─── SOURCE MATERIAL

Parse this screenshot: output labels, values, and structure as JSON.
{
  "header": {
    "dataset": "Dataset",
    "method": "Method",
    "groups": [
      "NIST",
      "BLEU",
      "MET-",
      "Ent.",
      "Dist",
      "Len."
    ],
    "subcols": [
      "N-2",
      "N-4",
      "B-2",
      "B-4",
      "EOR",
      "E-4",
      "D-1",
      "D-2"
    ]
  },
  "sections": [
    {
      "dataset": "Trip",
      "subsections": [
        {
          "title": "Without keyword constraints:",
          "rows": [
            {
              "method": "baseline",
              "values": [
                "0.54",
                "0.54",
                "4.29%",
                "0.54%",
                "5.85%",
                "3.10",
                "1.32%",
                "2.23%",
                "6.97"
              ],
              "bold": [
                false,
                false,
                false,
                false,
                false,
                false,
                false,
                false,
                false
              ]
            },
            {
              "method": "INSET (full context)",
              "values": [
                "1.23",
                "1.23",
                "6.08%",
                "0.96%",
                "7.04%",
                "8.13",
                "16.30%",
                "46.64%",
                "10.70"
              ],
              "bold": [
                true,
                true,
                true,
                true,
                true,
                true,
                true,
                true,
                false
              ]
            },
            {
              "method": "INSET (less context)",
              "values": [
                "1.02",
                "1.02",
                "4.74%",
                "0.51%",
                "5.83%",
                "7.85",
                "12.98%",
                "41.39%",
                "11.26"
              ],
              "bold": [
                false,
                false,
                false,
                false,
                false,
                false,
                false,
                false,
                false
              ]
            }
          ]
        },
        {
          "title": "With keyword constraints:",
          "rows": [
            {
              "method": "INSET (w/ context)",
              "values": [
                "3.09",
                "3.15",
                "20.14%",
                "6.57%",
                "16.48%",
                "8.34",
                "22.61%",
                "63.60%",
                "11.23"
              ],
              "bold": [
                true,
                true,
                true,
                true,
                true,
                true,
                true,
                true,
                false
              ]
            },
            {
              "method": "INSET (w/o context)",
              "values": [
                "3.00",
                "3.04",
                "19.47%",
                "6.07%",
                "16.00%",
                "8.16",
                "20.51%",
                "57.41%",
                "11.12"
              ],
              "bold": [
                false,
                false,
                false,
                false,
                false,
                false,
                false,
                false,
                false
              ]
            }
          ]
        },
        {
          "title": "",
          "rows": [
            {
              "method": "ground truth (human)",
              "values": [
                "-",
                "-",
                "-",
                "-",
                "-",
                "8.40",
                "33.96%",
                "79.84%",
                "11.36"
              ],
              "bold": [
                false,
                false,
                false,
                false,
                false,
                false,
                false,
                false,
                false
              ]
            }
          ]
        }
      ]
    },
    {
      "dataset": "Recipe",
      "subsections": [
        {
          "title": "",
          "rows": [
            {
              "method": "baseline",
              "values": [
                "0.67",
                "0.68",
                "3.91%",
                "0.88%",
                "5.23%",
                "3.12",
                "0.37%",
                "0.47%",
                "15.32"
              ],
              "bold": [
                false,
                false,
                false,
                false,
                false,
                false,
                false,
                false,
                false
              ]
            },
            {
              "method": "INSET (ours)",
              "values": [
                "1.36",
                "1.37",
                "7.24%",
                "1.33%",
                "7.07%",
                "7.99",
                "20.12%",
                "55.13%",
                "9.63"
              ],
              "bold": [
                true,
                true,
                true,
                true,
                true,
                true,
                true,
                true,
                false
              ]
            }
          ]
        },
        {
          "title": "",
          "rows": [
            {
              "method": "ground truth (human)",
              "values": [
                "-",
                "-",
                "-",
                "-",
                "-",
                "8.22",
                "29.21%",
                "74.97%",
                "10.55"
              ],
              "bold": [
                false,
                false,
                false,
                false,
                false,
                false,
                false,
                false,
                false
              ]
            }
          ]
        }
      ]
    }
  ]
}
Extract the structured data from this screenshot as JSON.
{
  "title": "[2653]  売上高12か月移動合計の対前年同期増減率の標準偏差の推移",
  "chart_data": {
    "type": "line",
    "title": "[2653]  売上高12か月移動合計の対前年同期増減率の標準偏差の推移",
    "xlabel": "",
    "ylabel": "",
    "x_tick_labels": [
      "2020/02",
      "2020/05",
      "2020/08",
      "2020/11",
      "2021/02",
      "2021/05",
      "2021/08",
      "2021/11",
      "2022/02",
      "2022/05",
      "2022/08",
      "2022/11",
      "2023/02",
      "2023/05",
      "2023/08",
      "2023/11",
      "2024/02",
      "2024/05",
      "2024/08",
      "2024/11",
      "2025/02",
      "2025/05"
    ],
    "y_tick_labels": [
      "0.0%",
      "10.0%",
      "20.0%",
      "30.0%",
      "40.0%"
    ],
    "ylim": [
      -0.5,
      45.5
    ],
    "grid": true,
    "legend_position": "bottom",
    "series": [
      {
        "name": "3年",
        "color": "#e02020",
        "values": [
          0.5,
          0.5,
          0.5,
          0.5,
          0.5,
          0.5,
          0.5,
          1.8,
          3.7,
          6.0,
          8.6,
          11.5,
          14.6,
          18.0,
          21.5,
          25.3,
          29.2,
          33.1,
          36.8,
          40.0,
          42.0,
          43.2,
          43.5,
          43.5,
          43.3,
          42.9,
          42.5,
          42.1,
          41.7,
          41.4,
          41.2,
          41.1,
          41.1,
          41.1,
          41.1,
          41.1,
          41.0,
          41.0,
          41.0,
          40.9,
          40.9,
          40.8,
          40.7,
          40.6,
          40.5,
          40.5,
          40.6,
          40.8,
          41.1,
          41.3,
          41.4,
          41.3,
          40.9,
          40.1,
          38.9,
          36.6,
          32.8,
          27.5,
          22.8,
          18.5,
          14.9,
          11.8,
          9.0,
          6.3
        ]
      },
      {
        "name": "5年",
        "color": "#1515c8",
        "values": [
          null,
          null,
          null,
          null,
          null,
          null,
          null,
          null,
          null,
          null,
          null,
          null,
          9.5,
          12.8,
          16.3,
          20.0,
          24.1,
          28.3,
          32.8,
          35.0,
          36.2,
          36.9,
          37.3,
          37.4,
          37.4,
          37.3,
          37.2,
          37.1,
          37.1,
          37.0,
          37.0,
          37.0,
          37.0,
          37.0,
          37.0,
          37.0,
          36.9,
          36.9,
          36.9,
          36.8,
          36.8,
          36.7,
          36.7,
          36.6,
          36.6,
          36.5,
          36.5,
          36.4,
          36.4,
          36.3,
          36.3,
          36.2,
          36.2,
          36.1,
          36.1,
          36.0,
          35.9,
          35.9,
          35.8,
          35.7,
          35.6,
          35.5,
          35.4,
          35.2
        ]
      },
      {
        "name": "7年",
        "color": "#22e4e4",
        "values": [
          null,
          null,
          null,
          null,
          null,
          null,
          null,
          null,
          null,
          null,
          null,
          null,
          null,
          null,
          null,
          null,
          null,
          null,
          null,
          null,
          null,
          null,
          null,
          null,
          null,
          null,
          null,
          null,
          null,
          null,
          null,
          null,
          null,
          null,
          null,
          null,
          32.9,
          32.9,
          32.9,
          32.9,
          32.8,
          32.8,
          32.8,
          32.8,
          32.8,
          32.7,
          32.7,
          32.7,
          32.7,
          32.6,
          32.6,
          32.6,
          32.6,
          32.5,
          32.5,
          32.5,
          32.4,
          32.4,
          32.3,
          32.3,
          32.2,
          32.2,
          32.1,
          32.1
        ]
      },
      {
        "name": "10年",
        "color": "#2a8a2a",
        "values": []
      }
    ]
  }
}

──────

_STATED PROBLEM_. Note how many lines in the material hold the word "this", and give that number with nothing added.

_FULL OUTPUT_. 2